• **DIRECTIVE**: Lay out the records between the lines containing "title-line-3: Range With" and "x-axis-ticks: 20 30", inclusive, as a JSON list of strings with one string per line and blank lines skipped.

Item position entries
>> START

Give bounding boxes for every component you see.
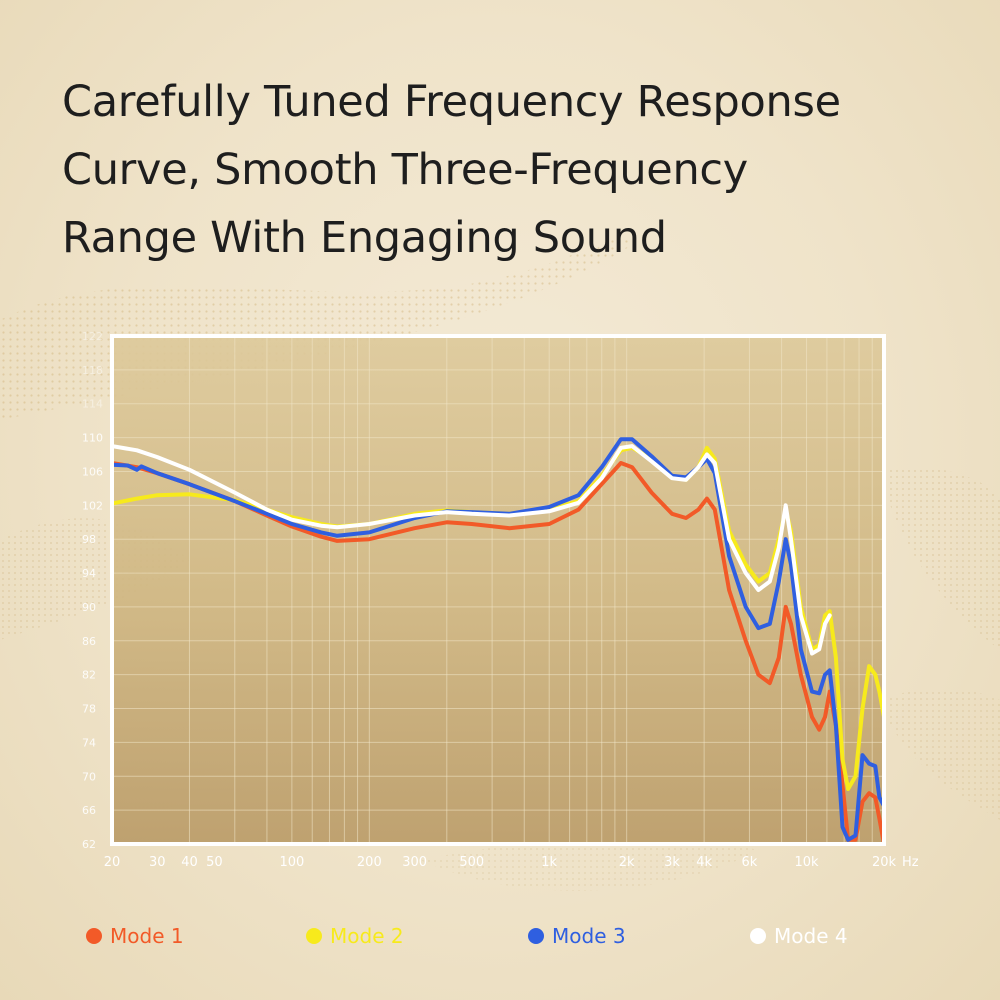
title-line-3: Range With Engaging Sound: [62, 213, 667, 263]
x-tick-label: 1k: [541, 855, 557, 870]
x-tick-label: 30: [149, 855, 166, 870]
x-tick-label: 40: [181, 855, 198, 870]
y-tick-label: 86: [82, 635, 96, 648]
y-tick-label: 122: [82, 330, 103, 343]
legend-dot-mode-4: [750, 928, 766, 944]
legend-item-mode-1: Mode 1: [86, 924, 184, 948]
x-tick-label: 6k: [742, 855, 758, 870]
legend-label-mode-4: Mode 4: [774, 924, 848, 948]
x-tick-label: 20k: [872, 855, 897, 870]
y-tick-label: 78: [82, 703, 96, 716]
x-tick-label: 4k: [696, 855, 712, 870]
x-tick-label: 300: [402, 855, 427, 870]
title-line-1: Carefully Tuned Frequency Response: [62, 77, 841, 127]
legend-item-mode-3: Mode 3: [528, 924, 626, 948]
series-lines: [112, 437, 884, 844]
legend-label-mode-1: Mode 1: [110, 924, 184, 948]
title-line-2: Curve, Smooth Three-Frequency: [62, 145, 748, 195]
x-axis-unit: Hz: [902, 855, 919, 870]
legend-item-mode-4: Mode 4: [750, 924, 848, 948]
y-tick-label: 118: [82, 364, 103, 377]
grid-lines: [111, 335, 885, 845]
y-tick-label: 106: [82, 465, 103, 478]
y-tick-label: 90: [82, 601, 96, 614]
x-tick-label: 50: [206, 855, 223, 870]
y-tick-label: 114: [82, 398, 103, 411]
x-axis-ticks: 20 30 40 50 100 200 300 500 1k 2k 3k 4k 6k 10k 20k: [104, 855, 897, 870]
legend-label-mode-2: Mode 2: [330, 924, 404, 948]
y-tick-label: 94: [82, 567, 96, 580]
legend-dot-mode-3: [528, 928, 544, 944]
x-tick-label: 100: [279, 855, 304, 870]
x-tick-label: 200: [357, 855, 382, 870]
x-tick-label: 500: [459, 855, 484, 870]
y-tick-label: 70: [82, 770, 96, 783]
legend-dot-mode-2: [306, 928, 322, 944]
x-tick-label: 20: [104, 855, 121, 870]
legend-dot-mode-1: [86, 928, 102, 944]
y-tick-label: 110: [82, 432, 103, 445]
y-tick-label: 82: [82, 669, 96, 682]
legend-item-mode-2: Mode 2: [306, 924, 404, 948]
x-tick-label: 3k: [664, 855, 680, 870]
y-tick-label: 98: [82, 533, 96, 546]
plot-frame: [110, 334, 886, 846]
plot-area: [112, 336, 884, 844]
y-tick-label: 62: [82, 838, 96, 851]
y-tick-label: 66: [82, 804, 96, 817]
series-line-mode-4: [112, 444, 832, 656]
legend: Mode 1 Mode 2 Mode 3 Mode 4: [0, 924, 1000, 958]
y-tick-label: 102: [82, 499, 103, 512]
x-tick-label: 10k: [794, 855, 819, 870]
x-tick-label: 2k: [619, 855, 635, 870]
page-title: Carefully Tuned Frequency Response Curve…: [62, 68, 962, 272]
y-axis-ticks: 62 66 70 74 78 82 86 90 94 98 102 106 110 114 118 122: [82, 330, 103, 851]
y-tick-label: 74: [82, 736, 96, 749]
legend-label-mode-3: Mode 3: [552, 924, 626, 948]
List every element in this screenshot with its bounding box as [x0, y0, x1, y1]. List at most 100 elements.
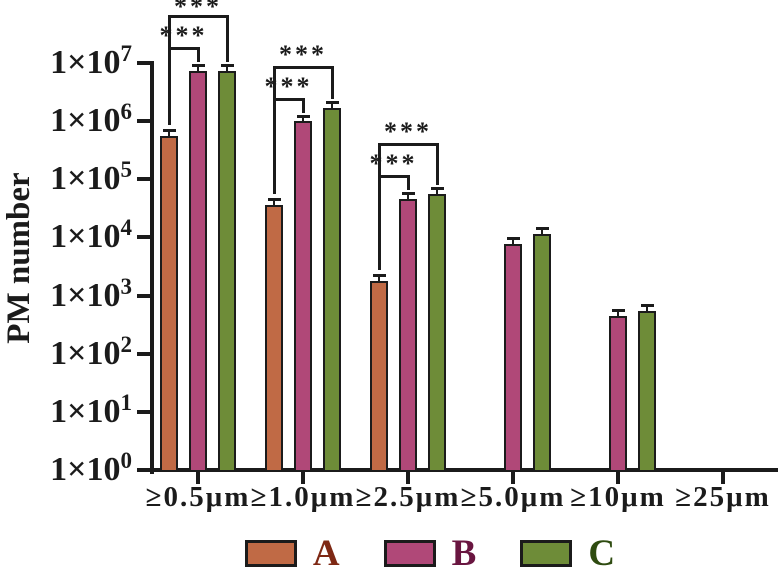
error-cap-C-0: [221, 64, 234, 68]
error-stem-B-4: [617, 309, 619, 316]
y-tick-mantissa: 1×10: [50, 334, 121, 372]
y-tick-mantissa: 1×10: [50, 44, 121, 81]
x-tick-4: [616, 470, 620, 484]
y-tick-label-1e2: 1×102: [12, 332, 132, 376]
error-stem-C-2: [436, 187, 438, 194]
y-tick-exponent: 5: [120, 157, 133, 183]
legend-label-C: C: [588, 533, 616, 574]
error-cap-B-0: [192, 63, 205, 67]
error-cap-C-4: [641, 303, 654, 307]
bar-B-0: [189, 70, 207, 472]
error-stem-C-3: [541, 228, 543, 234]
bar-C-3: [533, 233, 551, 472]
significance-stars-0-inner: ***: [159, 20, 208, 50]
legend-label-A: A: [312, 533, 340, 574]
error-stem-C-4: [646, 304, 648, 311]
error-cap-B-2: [402, 192, 415, 196]
y-tick-exponent: 7: [120, 41, 133, 66]
error-stem-B-3: [512, 237, 514, 244]
x-tick-5: [721, 470, 725, 484]
y-tick-label-1e5: 1×105: [12, 157, 132, 201]
error-stem-A-0: [168, 130, 170, 137]
error-cap-A-2: [373, 273, 386, 277]
bar-B-3: [504, 243, 522, 472]
legend-entry-B: B: [383, 533, 477, 574]
bar-C-1: [323, 107, 341, 472]
error-stem-B-1: [302, 115, 304, 122]
y-tick-1e1: [137, 409, 150, 414]
x-tick-0: [196, 470, 200, 484]
x-tick-label-3: ≥5.0μm: [460, 481, 566, 513]
sig-bracket-left-1: [273, 65, 276, 194]
y-tick-exponent: 1: [120, 389, 133, 415]
bar-B-4: [609, 315, 627, 472]
y-tick-exponent: 3: [120, 273, 133, 299]
significance-stars-2-inner: ***: [369, 149, 418, 179]
y-tick-exponent: 2: [120, 331, 133, 357]
significance-stars-1-outer: ***: [279, 39, 327, 69]
error-cap-B-4: [612, 308, 625, 312]
y-tick-label-1e0: 1×100: [12, 448, 132, 492]
legend-swatch-A: [244, 540, 297, 567]
sig-bracket-inner-h-1: [273, 97, 305, 101]
bar-A-2: [370, 280, 388, 472]
y-tick-label-1e7: 1×107: [12, 41, 132, 85]
sig-bracket-inner-h-0: [168, 46, 200, 50]
bar-B-1: [294, 121, 312, 472]
x-axis-line: [150, 468, 778, 472]
x-tick-label-1: ≥1.0μm: [250, 481, 356, 513]
y-tick-1e7: [137, 61, 150, 65]
sig-bracket-outer-h-1: [273, 65, 334, 69]
bar-A-1: [265, 205, 283, 472]
sig-bracket-inner-v-1: [302, 97, 305, 113]
legend-label-B: B: [451, 533, 477, 574]
x-tick-label-4: ≥10μm: [570, 481, 666, 513]
legend-entry-C: C: [520, 535, 615, 572]
error-cap-C-1: [326, 100, 339, 104]
y-tick-label-1e4: 1×104: [12, 215, 132, 259]
significance-stars-1-inner: ***: [264, 71, 313, 101]
y-tick-1e5: [137, 177, 150, 182]
y-tick-1e0: [137, 468, 150, 472]
sig-bracket-inner-v-0: [197, 46, 200, 62]
legend: A B C: [40, 535, 780, 572]
bar-C-2: [428, 193, 446, 472]
bar-C-0: [218, 71, 236, 472]
y-tick-1e3: [137, 293, 150, 298]
sig-bracket-left-2: [378, 143, 381, 270]
x-tick-3: [511, 470, 515, 484]
error-stem-A-2: [378, 274, 380, 281]
sig-bracket-outer-v-2: [436, 143, 439, 185]
y-tick-mantissa: 1×10: [50, 276, 121, 314]
bar-A-0: [160, 136, 178, 472]
y-tick-mantissa: 1×10: [50, 160, 121, 198]
sig-bracket-outer-v-1: [331, 65, 334, 99]
sig-bracket-inner-v-2: [407, 175, 410, 191]
x-tick-label-5: ≥25μm: [675, 481, 771, 513]
x-tick-2: [406, 470, 410, 484]
y-tick-label-1e1: 1×101: [12, 390, 132, 434]
y-tick-1e4: [137, 235, 150, 240]
x-tick-label-2: ≥2.5μm: [355, 481, 461, 513]
error-cap-B-1: [297, 114, 310, 118]
sig-bracket-left-0: [168, 14, 171, 126]
y-tick-label-1e3: 1×103: [12, 274, 132, 318]
y-tick-exponent: 0: [120, 448, 133, 473]
x-tick-1: [301, 470, 305, 484]
sig-bracket-outer-h-0: [168, 14, 229, 18]
y-tick-exponent: 4: [120, 215, 133, 241]
y-axis-line: [150, 61, 154, 474]
error-stem-B-2: [407, 193, 409, 199]
legend-swatch-B: [383, 540, 436, 567]
error-stem-C-0: [226, 65, 228, 72]
sig-bracket-outer-v-0: [226, 14, 229, 63]
legend-entry-A: A: [244, 533, 340, 574]
bar-B-2: [399, 198, 417, 472]
y-tick-1e6: [137, 119, 150, 124]
y-tick-label-1e6: 1×106: [12, 99, 132, 143]
error-cap-C-2: [431, 186, 444, 190]
y-tick-exponent: 6: [120, 99, 133, 125]
y-tick-mantissa: 1×10: [50, 218, 121, 256]
legend-swatch-C: [520, 540, 573, 567]
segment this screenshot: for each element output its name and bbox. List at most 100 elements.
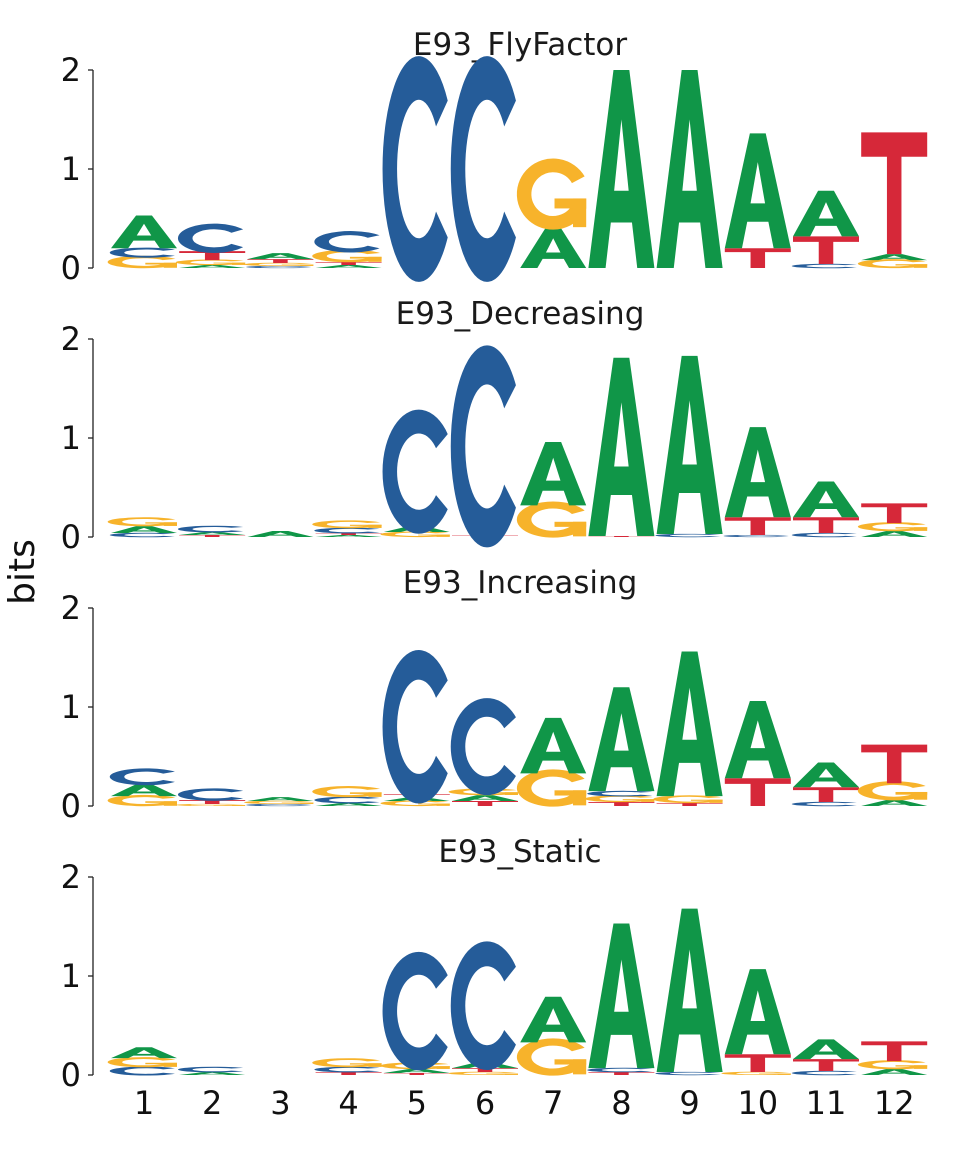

>> END

• **TASK SOLUTION**:
[
  "title-line-3: Range With Engaging Sound: [62, 213, 667, 263]",
  "x-tick-label: 1k: [541, 855, 557, 870]",
  "x-tick-label: 30: [149, 855, 166, 870]",
  "x-tick-label: 40: [181, 855, 198, 870]",
  "y-tick-label: 86: [82, 635, 96, 648]",
  "y-tick-label: 122: [82, 330, 103, 343]",
  "legend-dot-mode-4: [750, 928, 766, 944]",
  "legend-item-mode-1: Mode 1: [86, 924, 184, 948]",
  "x-tick-label: 6k: [742, 855, 758, 870]",
  "legend-label-mode-4: Mode 4: [774, 924, 848, 948]",
  "x-tick-label: 20k: [872, 855, 897, 870]",
  "y-tick-label: 78: [82, 703, 96, 716]",
  "x-tick-label: 4k: [696, 855, 712, 870]",
  "x-tick-label: 300: [402, 855, 427, 870]",
  "title-line-1: Carefully Tuned Frequency Response: [62, 77, 841, 127]",
  "legend-item-mode-3: Mode 3: [528, 924, 626, 948]",
  "series-lines: [112, 437, 884, 844]",
  "legend-label-mode-1: Mode 1: [110, 924, 184, 948]",
  "title-line-2: Curve, Smooth Three-Frequency: [62, 145, 748, 195]",
  "x-axis-unit: Hz: [902, 855, 919, 870]",
  "legend-item-mode-4: Mode 4: [750, 924, 848, 948]",
  "y-tick-label: 118: [82, 364, 103, 377]",
  "grid-lines: [111, 335, 885, 845]",
  "y-tick-label: 106: [82, 465, 103, 478]",
  "y-tick-label: 90: [82, 601, 96, 614]",
  "x-tick-label: 50: [206, 855, 223, 870]",
  "y-tick-label: 114: [82, 398, 103, 411]",
  "x-axis-ticks: 20 30 40 50 100 200 300 500 1k 2k 3k 4k 6k 10k 20k: [104, 855, 897, 870]"
]